■ Stated goal: Reproduce the listing word for word. Skip any image.

————————

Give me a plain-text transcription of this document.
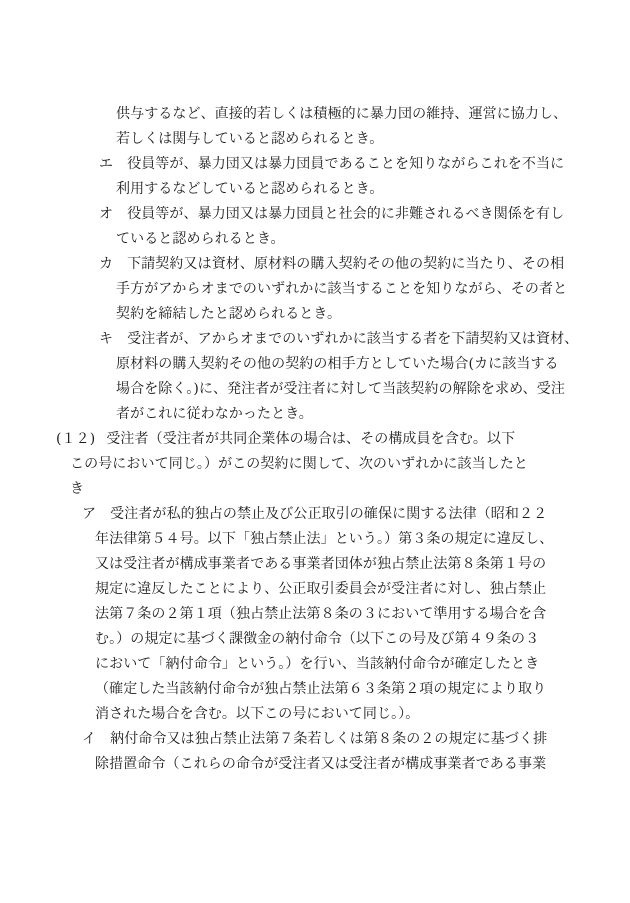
供与するなど、直接的若しくは積極的に暴力団の維持、運営に協力し、
若しくは関与していると認められるとき。
エ 役員等が、暴力団又は暴力団員であることを知りながらこれを不当に
利用するなどしていると認められるとき。
オ 役員等が、暴力団又は暴力団員と社会的に非難されるべき関係を有し
ていると認められるとき。
カ 下請契約又は資材、原材料の購入契約その他の契約に当たり、その相
手方がアからオまでのいずれかに該当することを知りながら、その者と
契約を締結したと認められるとき。
キ 受注者が、アからオまでのいずれかに該当する者を下請契約又は資材、
原材料の購入契約その他の契約の相手方としていた場合(カに該当する
場合を除く。)に、発注者が受注者に対して当該契約の解除を求め、受注
者がこれに従わなかったとき。
(１２) 受注者（受注者が共同企業体の場合は、その構成員を含む。以下
この号において同じ。）がこの契約に関して、次のいずれかに該当したと
き
ア 受注者が私的独占の禁止及び公正取引の確保に関する法律（昭和２２
年法律第５４号。以下「独占禁止法」という。）第３条の規定に違反し、
又は受注者が構成事業者である事業者団体が独占禁止法第８条第１号の
規定に違反したことにより、公正取引委員会が受注者に対し、独占禁止
法第７条の２第１項（独占禁止法第８条の３において準用する場合を含
む。）の規定に基づく課徴金の納付命令（以下この号及び第４９条の３
において「納付命令」という。）を行い、当該納付命令が確定したとき
（確定した当該納付命令が独占禁止法第６３条第２項の規定により取り
消された場合を含む。以下この号において同じ。）。
イ 納付命令又は独占禁止法第７条若しくは第８条の２の規定に基づく排
除措置命令（これらの命令が受注者又は受注者が構成事業者である事業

————————

■ Response:
Give me a plain-text transcription of this document.
供与するなど、直接的若しくは積極的に暴力団の維持、運営に協力し、
若しくは関与していると認められるとき。
エ 役員等が、暴力団又は暴力団員であることを知りながらこれを不当に
利用するなどしていると認められるとき。
オ 役員等が、暴力団又は暴力団員と社会的に非難されるべき関係を有し
ていると認められるとき。
カ 下請契約又は資材、原材料の購入契約その他の契約に当たり、その相
手方がアからオまでのいずれかに該当することを知りながら、その者と
契約を締結したと認められるとき。
キ 受注者が、アからオまでのいずれかに該当する者を下請契約又は資材、
原材料の購入契約その他の契約の相手方としていた場合(カに該当する
場合を除く。)に、発注者が受注者に対して当該契約の解除を求め、受注
者がこれに従わなかったとき。
(１２) 受注者（受注者が共同企業体の場合は、その構成員を含む。以下
この号において同じ。）がこの契約に関して、次のいずれかに該当したと
き
ア 受注者が私的独占の禁止及び公正取引の確保に関する法律（昭和２２
年法律第５４号。以下「独占禁止法」という。）第３条の規定に違反し、
又は受注者が構成事業者である事業者団体が独占禁止法第８条第１号の
規定に違反したことにより、公正取引委員会が受注者に対し、独占禁止
法第７条の２第１項（独占禁止法第８条の３において準用する場合を含
む。）の規定に基づく課徴金の納付命令（以下この号及び第４９条の３
において「納付命令」という。）を行い、当該納付命令が確定したとき
（確定した当該納付命令が独占禁止法第６３条第２項の規定により取り
消された場合を含む。以下この号において同じ。）。
イ 納付命令又は独占禁止法第７条若しくは第８条の２の規定に基づく排
除措置命令（これらの命令が受注者又は受注者が構成事業者である事業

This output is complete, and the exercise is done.